==== Records for this exercise ====

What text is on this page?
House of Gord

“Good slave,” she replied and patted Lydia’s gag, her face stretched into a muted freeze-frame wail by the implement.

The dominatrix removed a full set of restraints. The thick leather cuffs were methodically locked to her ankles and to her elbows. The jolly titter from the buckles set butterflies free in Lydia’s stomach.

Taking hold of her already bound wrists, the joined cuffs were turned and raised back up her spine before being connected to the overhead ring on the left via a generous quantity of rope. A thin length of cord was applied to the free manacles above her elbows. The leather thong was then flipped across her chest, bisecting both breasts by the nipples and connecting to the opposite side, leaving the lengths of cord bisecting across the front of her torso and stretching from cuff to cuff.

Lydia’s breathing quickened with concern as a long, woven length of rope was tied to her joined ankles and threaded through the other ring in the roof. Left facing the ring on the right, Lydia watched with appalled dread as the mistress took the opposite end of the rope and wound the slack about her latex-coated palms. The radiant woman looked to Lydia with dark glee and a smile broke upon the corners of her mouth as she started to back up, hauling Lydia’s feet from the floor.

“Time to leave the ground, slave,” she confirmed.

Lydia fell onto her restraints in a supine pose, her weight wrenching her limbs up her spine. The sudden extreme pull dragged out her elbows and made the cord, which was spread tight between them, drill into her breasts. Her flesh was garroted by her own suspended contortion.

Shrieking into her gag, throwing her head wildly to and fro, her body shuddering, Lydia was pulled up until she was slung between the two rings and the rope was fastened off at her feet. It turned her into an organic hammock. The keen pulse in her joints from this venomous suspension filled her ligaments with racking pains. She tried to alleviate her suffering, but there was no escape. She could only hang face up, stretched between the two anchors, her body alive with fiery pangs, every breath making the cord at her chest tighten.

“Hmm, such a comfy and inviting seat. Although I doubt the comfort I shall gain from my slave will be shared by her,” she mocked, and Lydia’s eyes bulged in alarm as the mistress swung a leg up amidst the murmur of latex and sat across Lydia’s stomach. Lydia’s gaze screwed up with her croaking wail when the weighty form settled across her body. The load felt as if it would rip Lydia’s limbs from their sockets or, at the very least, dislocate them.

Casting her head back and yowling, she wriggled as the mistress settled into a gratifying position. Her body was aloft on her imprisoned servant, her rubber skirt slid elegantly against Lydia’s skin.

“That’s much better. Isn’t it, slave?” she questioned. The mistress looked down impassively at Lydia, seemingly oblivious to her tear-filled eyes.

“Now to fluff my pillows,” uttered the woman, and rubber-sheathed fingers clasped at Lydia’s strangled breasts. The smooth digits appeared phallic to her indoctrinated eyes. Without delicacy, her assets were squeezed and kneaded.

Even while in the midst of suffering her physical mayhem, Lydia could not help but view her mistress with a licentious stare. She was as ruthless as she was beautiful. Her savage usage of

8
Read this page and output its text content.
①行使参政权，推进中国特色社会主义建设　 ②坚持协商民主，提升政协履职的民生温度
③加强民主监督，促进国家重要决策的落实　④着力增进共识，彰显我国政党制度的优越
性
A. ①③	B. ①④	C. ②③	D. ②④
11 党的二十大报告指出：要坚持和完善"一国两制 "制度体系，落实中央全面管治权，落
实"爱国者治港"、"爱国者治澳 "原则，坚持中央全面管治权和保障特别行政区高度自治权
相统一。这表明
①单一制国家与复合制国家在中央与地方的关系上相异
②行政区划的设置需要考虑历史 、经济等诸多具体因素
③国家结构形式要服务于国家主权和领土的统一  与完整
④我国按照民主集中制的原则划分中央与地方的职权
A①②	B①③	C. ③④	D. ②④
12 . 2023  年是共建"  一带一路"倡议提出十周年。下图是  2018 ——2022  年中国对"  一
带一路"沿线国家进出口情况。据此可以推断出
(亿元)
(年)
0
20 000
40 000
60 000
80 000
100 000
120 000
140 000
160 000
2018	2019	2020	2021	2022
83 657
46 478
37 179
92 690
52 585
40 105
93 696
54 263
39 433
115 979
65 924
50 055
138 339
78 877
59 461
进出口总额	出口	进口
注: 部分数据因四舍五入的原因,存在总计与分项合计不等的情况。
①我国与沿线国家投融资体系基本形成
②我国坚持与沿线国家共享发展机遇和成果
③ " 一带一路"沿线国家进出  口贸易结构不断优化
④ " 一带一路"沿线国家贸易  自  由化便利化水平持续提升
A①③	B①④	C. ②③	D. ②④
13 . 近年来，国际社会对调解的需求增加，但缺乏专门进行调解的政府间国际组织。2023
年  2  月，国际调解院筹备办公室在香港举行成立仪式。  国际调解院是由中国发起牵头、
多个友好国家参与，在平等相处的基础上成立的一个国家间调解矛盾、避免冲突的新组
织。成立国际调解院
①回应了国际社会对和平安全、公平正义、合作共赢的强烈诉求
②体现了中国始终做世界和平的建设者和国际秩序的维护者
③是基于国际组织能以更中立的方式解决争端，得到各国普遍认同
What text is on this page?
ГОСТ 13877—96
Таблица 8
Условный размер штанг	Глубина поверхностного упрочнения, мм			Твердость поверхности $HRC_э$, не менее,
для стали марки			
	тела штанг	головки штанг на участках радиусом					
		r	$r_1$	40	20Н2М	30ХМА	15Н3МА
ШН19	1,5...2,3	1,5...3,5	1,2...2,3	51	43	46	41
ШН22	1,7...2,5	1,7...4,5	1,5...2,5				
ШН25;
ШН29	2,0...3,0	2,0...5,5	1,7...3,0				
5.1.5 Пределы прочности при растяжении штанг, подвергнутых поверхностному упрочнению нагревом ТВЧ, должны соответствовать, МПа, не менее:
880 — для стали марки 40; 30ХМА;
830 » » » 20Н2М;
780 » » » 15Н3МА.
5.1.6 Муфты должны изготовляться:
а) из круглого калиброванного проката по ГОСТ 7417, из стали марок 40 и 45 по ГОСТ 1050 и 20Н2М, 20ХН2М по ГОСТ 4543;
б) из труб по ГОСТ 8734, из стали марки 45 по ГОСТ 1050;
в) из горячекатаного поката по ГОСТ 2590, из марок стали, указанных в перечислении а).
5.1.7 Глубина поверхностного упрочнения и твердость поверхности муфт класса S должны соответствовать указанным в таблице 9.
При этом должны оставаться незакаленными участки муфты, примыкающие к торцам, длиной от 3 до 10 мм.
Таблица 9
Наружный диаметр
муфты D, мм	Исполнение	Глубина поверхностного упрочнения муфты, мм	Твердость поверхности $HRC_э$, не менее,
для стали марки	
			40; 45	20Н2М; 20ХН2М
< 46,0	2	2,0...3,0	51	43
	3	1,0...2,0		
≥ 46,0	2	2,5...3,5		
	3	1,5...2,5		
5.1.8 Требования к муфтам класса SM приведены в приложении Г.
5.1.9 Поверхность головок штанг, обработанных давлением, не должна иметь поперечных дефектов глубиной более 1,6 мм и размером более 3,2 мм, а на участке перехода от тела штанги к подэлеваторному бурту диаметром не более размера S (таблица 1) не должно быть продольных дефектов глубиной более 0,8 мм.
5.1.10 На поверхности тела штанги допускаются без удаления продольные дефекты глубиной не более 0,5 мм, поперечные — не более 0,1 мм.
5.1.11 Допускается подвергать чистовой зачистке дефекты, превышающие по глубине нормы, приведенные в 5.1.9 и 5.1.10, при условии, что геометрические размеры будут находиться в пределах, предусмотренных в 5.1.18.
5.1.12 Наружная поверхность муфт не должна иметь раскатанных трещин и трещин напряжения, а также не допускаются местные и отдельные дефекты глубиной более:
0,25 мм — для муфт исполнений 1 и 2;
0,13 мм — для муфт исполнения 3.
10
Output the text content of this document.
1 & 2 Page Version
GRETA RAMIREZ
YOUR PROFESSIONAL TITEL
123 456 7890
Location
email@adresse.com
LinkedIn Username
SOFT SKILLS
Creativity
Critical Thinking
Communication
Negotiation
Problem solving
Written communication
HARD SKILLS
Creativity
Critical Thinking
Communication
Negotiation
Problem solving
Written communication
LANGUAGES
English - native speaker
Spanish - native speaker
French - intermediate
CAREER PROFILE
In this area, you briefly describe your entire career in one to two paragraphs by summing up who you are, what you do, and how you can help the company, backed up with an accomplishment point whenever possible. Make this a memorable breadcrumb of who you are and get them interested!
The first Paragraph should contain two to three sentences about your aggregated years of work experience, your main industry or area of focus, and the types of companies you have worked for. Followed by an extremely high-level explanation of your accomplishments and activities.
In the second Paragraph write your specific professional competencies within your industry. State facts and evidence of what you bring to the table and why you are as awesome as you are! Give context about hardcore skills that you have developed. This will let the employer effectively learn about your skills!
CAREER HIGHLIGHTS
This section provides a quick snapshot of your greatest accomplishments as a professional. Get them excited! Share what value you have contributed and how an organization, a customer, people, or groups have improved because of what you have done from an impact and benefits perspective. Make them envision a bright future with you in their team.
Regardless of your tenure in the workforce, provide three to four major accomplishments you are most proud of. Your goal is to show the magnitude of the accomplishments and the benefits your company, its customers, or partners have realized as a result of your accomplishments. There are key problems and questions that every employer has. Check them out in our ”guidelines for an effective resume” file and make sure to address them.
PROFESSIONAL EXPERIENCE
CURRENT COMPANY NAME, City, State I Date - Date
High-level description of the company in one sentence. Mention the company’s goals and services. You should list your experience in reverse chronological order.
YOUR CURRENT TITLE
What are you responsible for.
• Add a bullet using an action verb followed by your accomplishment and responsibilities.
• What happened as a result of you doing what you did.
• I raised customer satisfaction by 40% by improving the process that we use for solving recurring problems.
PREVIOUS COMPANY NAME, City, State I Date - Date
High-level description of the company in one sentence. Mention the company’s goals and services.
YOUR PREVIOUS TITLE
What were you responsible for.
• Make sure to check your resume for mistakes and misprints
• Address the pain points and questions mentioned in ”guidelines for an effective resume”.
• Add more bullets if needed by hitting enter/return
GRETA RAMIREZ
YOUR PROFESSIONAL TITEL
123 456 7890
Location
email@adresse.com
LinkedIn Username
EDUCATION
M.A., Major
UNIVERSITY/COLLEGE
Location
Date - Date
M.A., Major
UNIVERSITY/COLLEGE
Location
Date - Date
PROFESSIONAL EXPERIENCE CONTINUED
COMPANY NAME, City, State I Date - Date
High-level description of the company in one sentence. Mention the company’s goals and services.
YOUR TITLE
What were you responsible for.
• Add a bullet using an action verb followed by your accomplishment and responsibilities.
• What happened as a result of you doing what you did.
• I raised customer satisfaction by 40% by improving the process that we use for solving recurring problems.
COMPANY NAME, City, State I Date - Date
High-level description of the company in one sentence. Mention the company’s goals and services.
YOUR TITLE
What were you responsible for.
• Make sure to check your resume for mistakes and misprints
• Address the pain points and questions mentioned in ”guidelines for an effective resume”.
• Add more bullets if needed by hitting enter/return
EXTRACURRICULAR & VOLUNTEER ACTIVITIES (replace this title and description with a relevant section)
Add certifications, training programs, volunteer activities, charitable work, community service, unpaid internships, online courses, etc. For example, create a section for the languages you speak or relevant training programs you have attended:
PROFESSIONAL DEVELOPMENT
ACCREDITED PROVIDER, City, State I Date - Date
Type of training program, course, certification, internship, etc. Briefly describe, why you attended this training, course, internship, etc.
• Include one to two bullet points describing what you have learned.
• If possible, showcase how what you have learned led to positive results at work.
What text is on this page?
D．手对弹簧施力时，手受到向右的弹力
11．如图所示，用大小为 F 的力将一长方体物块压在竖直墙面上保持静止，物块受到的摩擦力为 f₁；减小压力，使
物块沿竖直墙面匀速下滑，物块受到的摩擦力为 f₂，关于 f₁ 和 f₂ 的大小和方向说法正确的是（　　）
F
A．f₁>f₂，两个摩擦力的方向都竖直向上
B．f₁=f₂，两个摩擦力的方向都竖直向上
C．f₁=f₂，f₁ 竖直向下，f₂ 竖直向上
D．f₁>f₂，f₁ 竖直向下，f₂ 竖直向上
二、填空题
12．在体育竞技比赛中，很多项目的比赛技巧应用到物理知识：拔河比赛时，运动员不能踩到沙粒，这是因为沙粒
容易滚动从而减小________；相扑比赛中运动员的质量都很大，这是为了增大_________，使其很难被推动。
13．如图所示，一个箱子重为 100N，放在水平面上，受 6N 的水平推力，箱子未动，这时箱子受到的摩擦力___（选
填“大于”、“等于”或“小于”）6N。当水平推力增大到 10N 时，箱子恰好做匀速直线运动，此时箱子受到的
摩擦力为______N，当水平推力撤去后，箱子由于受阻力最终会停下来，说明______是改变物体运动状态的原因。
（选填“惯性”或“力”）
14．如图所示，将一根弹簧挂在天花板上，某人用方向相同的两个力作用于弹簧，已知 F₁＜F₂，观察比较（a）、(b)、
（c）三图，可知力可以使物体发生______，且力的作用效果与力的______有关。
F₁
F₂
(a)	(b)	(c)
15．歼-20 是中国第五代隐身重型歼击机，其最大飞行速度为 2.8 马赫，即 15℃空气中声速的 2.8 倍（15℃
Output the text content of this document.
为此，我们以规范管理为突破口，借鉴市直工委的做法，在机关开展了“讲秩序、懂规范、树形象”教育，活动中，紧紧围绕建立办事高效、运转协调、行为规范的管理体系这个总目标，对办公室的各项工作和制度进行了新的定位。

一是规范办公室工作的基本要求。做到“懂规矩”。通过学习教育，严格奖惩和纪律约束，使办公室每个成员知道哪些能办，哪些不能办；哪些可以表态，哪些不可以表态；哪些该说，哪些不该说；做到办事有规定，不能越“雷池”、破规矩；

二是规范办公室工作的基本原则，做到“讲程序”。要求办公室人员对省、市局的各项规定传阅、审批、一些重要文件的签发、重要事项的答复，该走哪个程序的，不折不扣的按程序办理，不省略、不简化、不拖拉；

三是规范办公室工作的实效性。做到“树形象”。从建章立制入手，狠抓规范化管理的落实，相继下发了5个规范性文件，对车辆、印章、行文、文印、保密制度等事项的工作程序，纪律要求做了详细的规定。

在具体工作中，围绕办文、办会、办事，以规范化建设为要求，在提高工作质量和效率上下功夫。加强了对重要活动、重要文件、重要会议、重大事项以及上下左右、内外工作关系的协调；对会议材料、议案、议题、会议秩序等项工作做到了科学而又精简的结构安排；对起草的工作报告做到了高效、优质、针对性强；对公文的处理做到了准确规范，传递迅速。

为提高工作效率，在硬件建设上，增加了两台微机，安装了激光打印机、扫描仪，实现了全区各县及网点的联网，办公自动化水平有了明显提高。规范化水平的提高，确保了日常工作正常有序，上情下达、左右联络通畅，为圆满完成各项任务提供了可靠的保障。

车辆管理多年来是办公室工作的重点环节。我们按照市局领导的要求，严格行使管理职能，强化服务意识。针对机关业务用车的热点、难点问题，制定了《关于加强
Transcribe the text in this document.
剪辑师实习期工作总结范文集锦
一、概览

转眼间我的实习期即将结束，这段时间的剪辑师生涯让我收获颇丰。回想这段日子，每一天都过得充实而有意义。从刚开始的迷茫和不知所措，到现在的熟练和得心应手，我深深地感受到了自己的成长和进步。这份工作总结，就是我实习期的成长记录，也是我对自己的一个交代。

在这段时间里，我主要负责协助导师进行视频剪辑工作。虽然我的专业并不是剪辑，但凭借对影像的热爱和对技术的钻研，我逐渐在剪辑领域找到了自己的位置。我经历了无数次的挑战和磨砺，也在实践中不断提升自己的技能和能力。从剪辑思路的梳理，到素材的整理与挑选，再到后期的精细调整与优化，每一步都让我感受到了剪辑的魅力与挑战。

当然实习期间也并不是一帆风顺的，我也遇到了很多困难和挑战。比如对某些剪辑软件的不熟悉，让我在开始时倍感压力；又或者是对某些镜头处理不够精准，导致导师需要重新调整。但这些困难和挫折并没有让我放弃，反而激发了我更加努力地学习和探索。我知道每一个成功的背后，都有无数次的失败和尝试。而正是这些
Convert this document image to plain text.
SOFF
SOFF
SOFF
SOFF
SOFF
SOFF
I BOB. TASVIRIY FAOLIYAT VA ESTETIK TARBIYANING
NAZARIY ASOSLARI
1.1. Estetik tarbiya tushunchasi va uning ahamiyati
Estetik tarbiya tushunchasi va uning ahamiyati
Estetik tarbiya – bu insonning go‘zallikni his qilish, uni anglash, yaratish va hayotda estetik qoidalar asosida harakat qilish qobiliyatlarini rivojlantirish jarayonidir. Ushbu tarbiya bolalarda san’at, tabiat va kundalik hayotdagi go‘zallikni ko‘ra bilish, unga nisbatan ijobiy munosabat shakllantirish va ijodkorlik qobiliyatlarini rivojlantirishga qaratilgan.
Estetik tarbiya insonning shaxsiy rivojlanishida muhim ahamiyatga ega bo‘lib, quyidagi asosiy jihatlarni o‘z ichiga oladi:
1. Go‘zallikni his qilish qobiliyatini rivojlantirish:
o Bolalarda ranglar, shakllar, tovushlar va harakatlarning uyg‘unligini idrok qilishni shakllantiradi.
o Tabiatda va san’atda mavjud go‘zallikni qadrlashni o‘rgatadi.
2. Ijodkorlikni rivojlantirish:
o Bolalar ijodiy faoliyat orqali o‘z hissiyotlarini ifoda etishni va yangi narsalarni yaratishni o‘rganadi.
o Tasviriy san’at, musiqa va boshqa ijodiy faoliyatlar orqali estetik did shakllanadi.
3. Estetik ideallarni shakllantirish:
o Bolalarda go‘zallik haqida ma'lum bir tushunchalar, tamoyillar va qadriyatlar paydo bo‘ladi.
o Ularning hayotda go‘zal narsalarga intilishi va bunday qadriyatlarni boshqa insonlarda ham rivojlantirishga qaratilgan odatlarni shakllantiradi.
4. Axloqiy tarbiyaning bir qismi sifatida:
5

====

Identify and copy the lines holding the word "竖直向下".

Full response:
C．f₁=f₂，f₁ 竖直向下，f₂ 竖直向上
D．f₁>f₂，f₁ 竖直向下，f₂ 竖直向上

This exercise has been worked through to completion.